** Instruksi Tugas A **
Tentukan apakah pernyataan (i), (ii), dan (iii) berikut sesuai dengan kutipan teks di bawah, lalu jawab masing-masing dengan ya atau tidak disertai kata-kata penentu dari kutipan teks yang dikutip persis. (i) Konser KLa Project diadakan di Teater Jakarta, Taman Ismail Marzuki. (ii) Lagu pembuka konser itu adalah 'Sintesa'. (iii) Adi Adrian berasal dari Palembang.
** Instruksi Tugas B **
Ulangi persis bagian kutipan teks di bawah, mulai dari "Dalam kamus besar" sampai "daerah itu mengarah.".
+++ Kutipan Teks +++
CIKINI – Trio KLa Project punya tradisi menarik setiap memasuki tahun yang baru. Tiga musisi ini kerap menggelar ‘retreat’, atau –dalam istilah mereka- ‘forum’ untuk merancang seperti apa konsep KLa setahun ke depan.
“Kami pun berpikir tahun ini membuat konser bertema kebudayaan, menampilkan aneka musik dan kekayaan Indonesia,” kata Romulo ‘Lilo’ Radjadin, pemetik gitar dan suara latar KLa, dalam konser bertajuk ‘Passion, Love and Culture, The Ethnic Pop Concert of KLa Project’, Kamis, 15 Desember 2016.
Maka, jadilah konser nan kaya nuansa etnis dan budaya selama dua jam lima menit di Teater Jakarta, Taman Ismail Marzuki. Tampil berbalut vest kain songket asal Palembang, diiringi perpaduan alat musik dari Sumatera Barat seperti saluang, talempong, bansi, dan serunai, KLa menyuguhkan ‘Saujana’ sebagai lagu pembuka. Bercerita tentang kekuatan sebuah visi, lagu kedua dalam album ‘Sintesa’ (1998) ini dimainkan dalam suasana gelap, menegaskan spirit perjuangan yang dibangun untuk memenangkan kerasnya kehidupan.
Dalam kamus besar Bahasa Indonesia, ‘saujana’ bermakna ‘sejauh mata memandang’. Sebagaimana keyakinan dilantunkan dalam lirik lagu itu, “Saujana, samudra membentang sambut layarku… Saujana, hidup di seberang gerlap mimpiku… Mungkinkah merapat ke sana? Lalu aku bangun istana…”
Setelah Adi Adrian -pianis dan kibordis yang memang berasal dari Padang- menjelaskan aneka instrumen musik asal ranah Minang, berturut-turut meluncur belasan lagu lain dengan nuansa etnik dari berbagai daerah di Indonesia. Maka, setiap jelang satu kata awal sebuah lagu terucap dari mulut sang vokalis Katon Bagaskara, para penonton dari generasi 1990-an berpikir keras, ke mana ujung intro dari tampilan variasi musik daerah itu mengarah.
+++ Data Tersedia +++
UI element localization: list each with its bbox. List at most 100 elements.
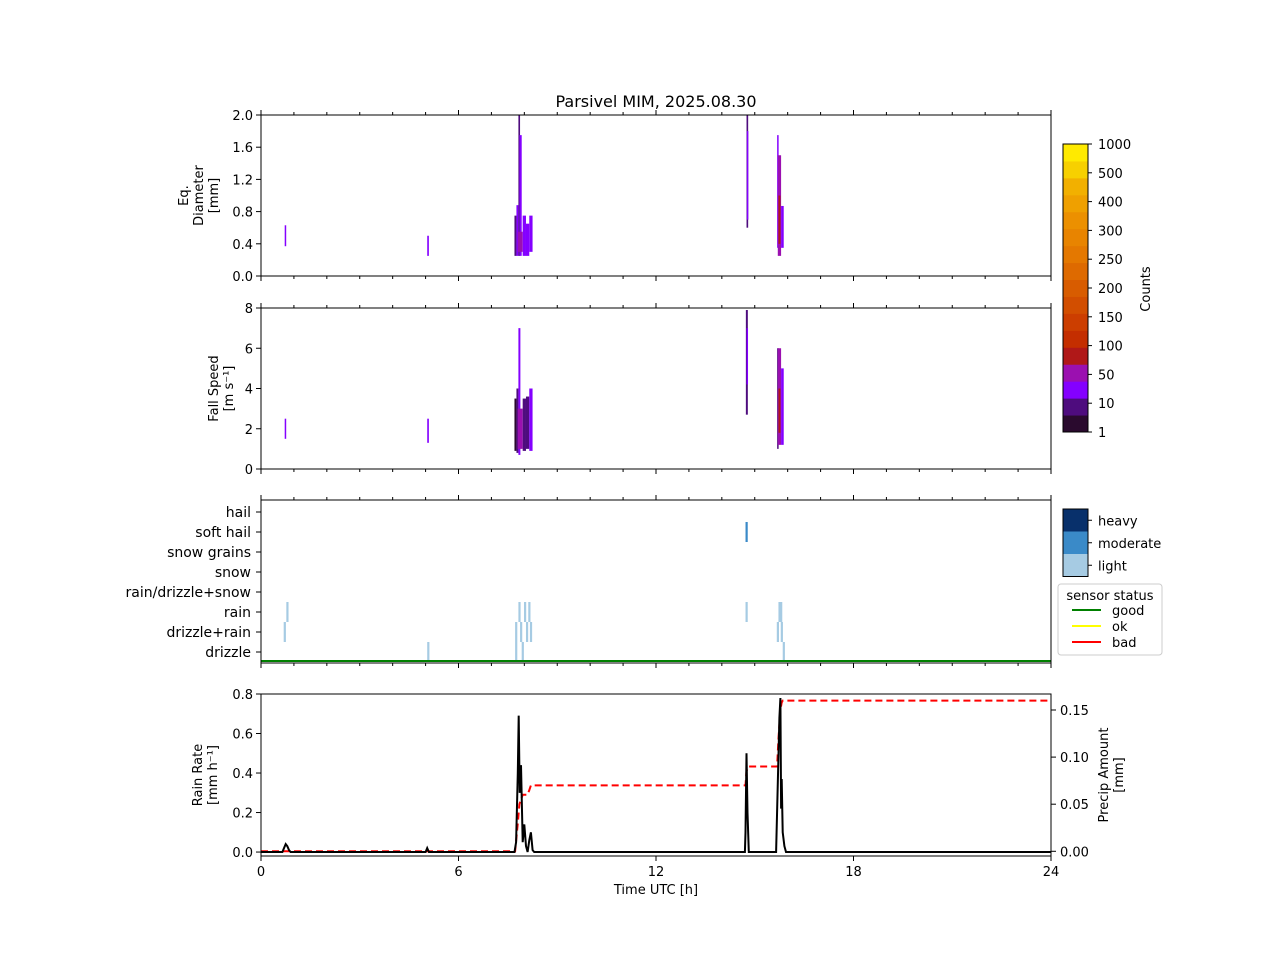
+++
** Jawaban Latihan A **
(i) Ya: "di Teater Jakarta, Taman Ismail Marzuki".
(ii) Tidak: "KLa menyuguhkan ‘Saujana’ sebagai lagu pembuka".
(iii) Tidak: "pianis dan kibordis yang memang berasal dari Padang".

** Jawaban Latihan B **
Dalam kamus besar Bahasa Indonesia, ‘saujana’ bermakna ‘sejauh mata memandang’. Sebagaimana keyakinan dilantunkan dalam lirik lagu itu, “Saujana, samudra membentang sambut layarku… Saujana, hidup di seberang gerlap mimpiku… Mungkinkah merapat ke sana? Lalu aku bangun istana…”
Setelah Adi Adrian -pianis dan kibordis yang memang berasal dari Padang- menjelaskan aneka instrumen musik asal ranah Minang, berturut-turut meluncur belasan lagu lain dengan nuansa etnik dari berbagai daerah di Indonesia. Maka, setiap jelang satu kata awal sebuah lagu terucap dari mulut sang vokalis Katon Bagaskara, para penonton dari generasi 1990-an berpikir keras, ke mana ujung intro dari tampilan variasi musik daerah itu mengarah.